● **SHORT EXERCISE**
Copy every line of the material below without changing anything.

(Dataset entries)
------------

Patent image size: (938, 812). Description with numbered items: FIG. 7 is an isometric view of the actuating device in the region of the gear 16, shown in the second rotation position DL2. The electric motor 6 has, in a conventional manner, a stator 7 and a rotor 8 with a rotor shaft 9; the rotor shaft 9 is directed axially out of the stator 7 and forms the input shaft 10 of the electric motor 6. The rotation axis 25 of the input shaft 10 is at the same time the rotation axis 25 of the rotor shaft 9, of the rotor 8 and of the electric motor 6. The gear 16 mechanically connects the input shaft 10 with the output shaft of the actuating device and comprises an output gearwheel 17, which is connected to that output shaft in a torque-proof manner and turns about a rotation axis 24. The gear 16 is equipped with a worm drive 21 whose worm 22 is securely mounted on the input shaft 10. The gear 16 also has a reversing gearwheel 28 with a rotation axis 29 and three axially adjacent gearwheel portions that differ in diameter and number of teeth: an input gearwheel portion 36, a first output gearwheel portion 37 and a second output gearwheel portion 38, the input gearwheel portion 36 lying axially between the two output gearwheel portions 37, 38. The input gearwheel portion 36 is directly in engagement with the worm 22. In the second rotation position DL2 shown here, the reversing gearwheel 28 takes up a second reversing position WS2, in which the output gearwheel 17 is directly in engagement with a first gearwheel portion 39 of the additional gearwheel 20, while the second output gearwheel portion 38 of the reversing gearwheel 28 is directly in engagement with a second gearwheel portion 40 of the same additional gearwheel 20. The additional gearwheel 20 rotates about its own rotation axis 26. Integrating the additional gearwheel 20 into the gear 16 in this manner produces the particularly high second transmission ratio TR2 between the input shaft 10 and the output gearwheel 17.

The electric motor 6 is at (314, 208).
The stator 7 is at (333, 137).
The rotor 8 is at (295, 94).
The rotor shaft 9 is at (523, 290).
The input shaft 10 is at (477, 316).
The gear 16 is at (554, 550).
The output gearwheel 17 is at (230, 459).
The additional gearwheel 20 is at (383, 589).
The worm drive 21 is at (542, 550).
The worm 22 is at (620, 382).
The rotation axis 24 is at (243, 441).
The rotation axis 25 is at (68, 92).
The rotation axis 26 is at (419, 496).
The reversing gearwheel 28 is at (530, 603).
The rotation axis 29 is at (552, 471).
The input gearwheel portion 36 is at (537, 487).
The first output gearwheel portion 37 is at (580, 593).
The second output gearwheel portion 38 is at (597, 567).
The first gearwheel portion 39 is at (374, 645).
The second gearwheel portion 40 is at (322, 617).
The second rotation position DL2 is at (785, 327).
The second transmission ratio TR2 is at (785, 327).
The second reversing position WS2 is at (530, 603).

------------

● **RESPONSE TO THIS EXERCISE**
Patent image size: (938, 812). Description with numbered items: FIG. 7 is an isometric view of the actuating device in the region of the gear 16, shown in the second rotation position DL2. The electric motor 6 has, in a conventional manner, a stator 7 and a rotor 8 with a rotor shaft 9; the rotor shaft 9 is directed axially out of the stator 7 and forms the input shaft 10 of the electric motor 6. The rotation axis 25 of the input shaft 10 is at the same time the rotation axis 25 of the rotor shaft 9, of the rotor 8 and of the electric motor 6. The gear 16 mechanically connects the input shaft 10 with the output shaft of the actuating device and comprises an output gearwheel 17, which is connected to that output shaft in a torque-proof manner and turns about a rotation axis 24. The gear 16 is equipped with a worm drive 21 whose worm 22 is securely mounted on the input shaft 10. The gear 16 also has a reversing gearwheel 28 with a rotation axis 29 and three axially adjacent gearwheel portions that differ in diameter and number of teeth: an input gearwheel portion 36, a first output gearwheel portion 37 and a second output gearwheel portion 38, the input gearwheel portion 36 lying axially between the two output gearwheel portions 37, 38. The input gearwheel portion 36 is directly in engagement with the worm 22. In the second rotation position DL2 shown here, the reversing gearwheel 28 takes up a second reversing position WS2, in which the output gearwheel 17 is directly in engagement with a first gearwheel portion 39 of the additional gearwheel 20, while the second output gearwheel portion 38 of the reversing gearwheel 28 is directly in engagement with a second gearwheel portion 40 of the same additional gearwheel 20. The additional gearwheel 20 rotates about its own rotation axis 26. Integrating the additional gearwheel 20 into the gear 16 in this manner produces the particularly high second transmission ratio TR2 between the input shaft 10 and the output gearwheel 17.

The electric motor 6 is at (314, 208).
The stator 7 is at (333, 137).
The rotor 8 is at (295, 94).
The rotor shaft 9 is at (523, 290).
The input shaft 10 is at (477, 316).
The gear 16 is at (554, 550).
The output gearwheel 17 is at (230, 459).
The additional gearwheel 20 is at (383, 589).
The worm drive 21 is at (542, 550).
The worm 22 is at (620, 382).
The rotation axis 24 is at (243, 441).
The rotation axis 25 is at (68, 92).
The rotation axis 26 is at (419, 496).
The reversing gearwheel 28 is at (530, 603).
The rotation axis 29 is at (552, 471).
The input gearwheel portion 36 is at (537, 487).
The first output gearwheel portion 37 is at (580, 593).
The second output gearwheel portion 38 is at (597, 567).
The first gearwheel portion 39 is at (374, 645).
The second gearwheel portion 40 is at (322, 617).
The second rotation position DL2 is at (785, 327).
The second transmission ratio TR2 is at (785, 327).
The second reversing position WS2 is at (530, 603).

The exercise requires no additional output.